# Written instruction
Count every line that has "seed" in it and give the total, nothing more.

# Supplied data
####################

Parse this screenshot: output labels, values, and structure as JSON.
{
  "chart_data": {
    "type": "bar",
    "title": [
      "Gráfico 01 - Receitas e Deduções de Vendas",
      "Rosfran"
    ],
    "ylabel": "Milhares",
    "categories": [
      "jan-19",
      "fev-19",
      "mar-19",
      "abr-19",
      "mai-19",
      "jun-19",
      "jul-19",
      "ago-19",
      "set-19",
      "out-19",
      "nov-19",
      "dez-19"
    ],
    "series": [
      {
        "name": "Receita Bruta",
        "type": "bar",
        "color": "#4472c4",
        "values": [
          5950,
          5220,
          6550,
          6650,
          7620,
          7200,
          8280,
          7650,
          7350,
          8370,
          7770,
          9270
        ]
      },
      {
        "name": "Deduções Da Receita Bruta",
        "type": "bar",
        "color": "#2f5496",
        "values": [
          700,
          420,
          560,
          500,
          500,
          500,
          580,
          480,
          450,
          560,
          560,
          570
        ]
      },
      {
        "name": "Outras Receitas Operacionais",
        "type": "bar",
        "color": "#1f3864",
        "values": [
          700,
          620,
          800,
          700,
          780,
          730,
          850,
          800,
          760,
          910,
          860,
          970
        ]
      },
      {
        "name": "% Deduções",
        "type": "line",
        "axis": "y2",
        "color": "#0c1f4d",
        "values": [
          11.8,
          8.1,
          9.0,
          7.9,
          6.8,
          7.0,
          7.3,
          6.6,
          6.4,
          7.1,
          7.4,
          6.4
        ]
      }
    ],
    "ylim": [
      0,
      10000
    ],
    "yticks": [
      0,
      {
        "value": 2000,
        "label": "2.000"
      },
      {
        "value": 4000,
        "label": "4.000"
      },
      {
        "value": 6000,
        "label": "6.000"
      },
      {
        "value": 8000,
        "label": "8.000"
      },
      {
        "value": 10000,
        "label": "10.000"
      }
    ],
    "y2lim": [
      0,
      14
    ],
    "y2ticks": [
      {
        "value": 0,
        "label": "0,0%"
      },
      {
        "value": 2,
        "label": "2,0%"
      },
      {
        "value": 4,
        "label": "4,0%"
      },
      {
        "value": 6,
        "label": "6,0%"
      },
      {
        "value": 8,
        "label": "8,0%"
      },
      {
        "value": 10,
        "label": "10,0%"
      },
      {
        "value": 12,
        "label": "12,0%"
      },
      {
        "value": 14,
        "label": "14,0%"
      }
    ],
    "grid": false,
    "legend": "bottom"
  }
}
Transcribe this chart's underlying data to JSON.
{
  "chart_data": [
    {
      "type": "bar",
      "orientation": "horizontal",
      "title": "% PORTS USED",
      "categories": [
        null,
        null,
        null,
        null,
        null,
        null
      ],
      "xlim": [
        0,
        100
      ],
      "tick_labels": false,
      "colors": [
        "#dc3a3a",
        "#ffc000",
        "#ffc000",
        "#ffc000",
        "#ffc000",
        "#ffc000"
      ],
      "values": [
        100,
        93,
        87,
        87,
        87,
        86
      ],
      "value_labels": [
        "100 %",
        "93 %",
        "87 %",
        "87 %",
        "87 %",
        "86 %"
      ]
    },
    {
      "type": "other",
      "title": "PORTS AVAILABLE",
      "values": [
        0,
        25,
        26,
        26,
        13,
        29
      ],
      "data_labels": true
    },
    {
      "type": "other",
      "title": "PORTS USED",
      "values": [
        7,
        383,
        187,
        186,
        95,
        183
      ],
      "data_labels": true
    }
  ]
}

####################

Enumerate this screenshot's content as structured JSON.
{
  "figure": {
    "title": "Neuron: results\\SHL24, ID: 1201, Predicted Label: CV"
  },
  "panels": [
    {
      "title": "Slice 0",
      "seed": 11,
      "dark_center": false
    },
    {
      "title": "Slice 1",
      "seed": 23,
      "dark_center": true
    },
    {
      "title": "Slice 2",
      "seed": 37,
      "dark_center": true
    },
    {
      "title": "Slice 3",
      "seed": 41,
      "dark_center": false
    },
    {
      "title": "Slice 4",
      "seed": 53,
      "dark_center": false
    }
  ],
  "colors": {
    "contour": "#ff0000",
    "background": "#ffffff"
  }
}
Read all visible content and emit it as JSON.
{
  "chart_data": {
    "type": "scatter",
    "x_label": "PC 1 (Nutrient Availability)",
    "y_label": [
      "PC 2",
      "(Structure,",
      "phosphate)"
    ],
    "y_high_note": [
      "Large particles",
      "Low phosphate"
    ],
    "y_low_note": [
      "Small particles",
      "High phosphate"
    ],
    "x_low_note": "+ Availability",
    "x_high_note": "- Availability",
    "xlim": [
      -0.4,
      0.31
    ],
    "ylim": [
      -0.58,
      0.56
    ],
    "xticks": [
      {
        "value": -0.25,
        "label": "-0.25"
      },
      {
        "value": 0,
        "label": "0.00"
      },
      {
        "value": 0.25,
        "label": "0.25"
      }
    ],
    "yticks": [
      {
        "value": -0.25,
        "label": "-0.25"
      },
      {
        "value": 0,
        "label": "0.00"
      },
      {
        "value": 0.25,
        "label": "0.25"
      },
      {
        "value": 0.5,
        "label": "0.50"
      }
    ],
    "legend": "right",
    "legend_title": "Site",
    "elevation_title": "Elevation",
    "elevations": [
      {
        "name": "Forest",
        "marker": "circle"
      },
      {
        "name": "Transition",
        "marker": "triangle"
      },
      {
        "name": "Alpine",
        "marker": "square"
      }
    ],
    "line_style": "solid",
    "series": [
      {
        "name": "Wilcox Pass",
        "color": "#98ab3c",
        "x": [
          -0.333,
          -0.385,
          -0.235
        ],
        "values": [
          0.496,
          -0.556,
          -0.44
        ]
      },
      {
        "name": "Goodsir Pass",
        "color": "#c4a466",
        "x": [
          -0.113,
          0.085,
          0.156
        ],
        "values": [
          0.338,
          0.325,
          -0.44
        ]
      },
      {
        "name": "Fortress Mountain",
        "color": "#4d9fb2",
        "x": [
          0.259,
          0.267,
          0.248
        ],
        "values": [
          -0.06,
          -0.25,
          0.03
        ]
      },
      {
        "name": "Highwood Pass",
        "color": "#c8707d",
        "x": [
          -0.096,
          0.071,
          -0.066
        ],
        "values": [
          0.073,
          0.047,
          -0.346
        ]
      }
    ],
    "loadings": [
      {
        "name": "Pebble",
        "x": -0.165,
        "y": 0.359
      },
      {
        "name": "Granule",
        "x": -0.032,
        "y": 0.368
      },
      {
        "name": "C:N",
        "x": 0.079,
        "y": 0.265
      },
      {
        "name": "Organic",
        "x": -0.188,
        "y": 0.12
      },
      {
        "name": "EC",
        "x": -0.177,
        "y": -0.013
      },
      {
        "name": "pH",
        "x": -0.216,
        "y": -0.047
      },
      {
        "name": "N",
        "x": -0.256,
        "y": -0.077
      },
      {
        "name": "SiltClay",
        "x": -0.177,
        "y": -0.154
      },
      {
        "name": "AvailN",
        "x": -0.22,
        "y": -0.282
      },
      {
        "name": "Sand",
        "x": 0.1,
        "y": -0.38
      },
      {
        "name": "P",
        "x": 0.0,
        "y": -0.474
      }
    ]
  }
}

####################

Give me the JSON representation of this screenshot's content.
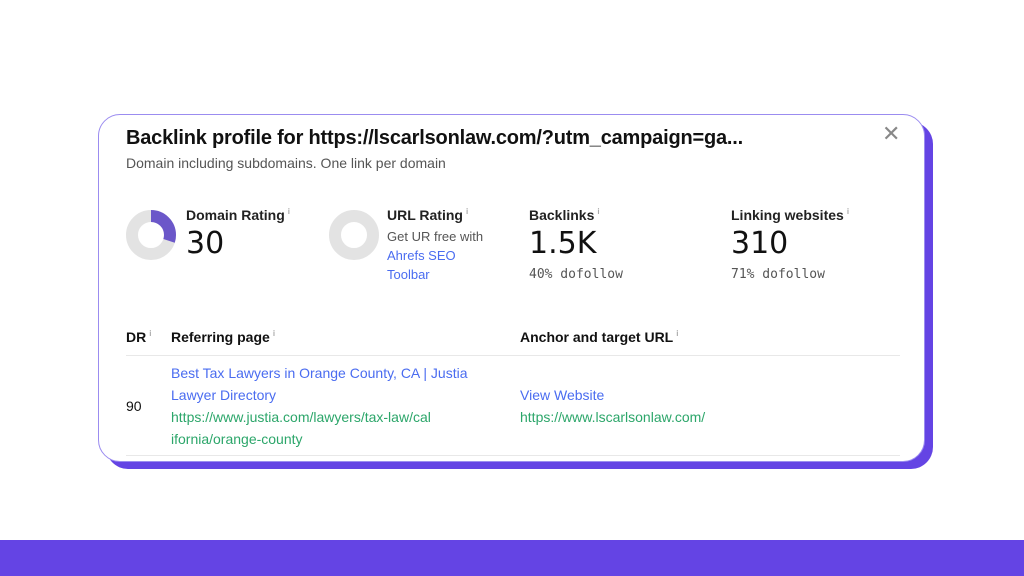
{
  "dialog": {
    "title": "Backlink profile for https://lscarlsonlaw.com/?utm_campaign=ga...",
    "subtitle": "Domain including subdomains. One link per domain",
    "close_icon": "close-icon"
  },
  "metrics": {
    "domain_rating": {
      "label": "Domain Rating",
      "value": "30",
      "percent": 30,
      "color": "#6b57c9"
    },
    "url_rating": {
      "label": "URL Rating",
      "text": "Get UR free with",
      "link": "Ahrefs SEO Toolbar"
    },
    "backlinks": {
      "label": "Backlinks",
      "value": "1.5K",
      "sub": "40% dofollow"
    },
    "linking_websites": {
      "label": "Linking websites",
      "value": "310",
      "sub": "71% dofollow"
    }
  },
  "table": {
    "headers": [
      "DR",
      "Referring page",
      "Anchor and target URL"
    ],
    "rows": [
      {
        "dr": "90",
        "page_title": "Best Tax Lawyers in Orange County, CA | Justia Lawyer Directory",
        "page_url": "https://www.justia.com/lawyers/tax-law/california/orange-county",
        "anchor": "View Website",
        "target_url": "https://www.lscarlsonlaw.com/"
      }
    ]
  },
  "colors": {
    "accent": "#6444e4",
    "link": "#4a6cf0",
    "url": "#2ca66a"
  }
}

####################

# Response to the task
5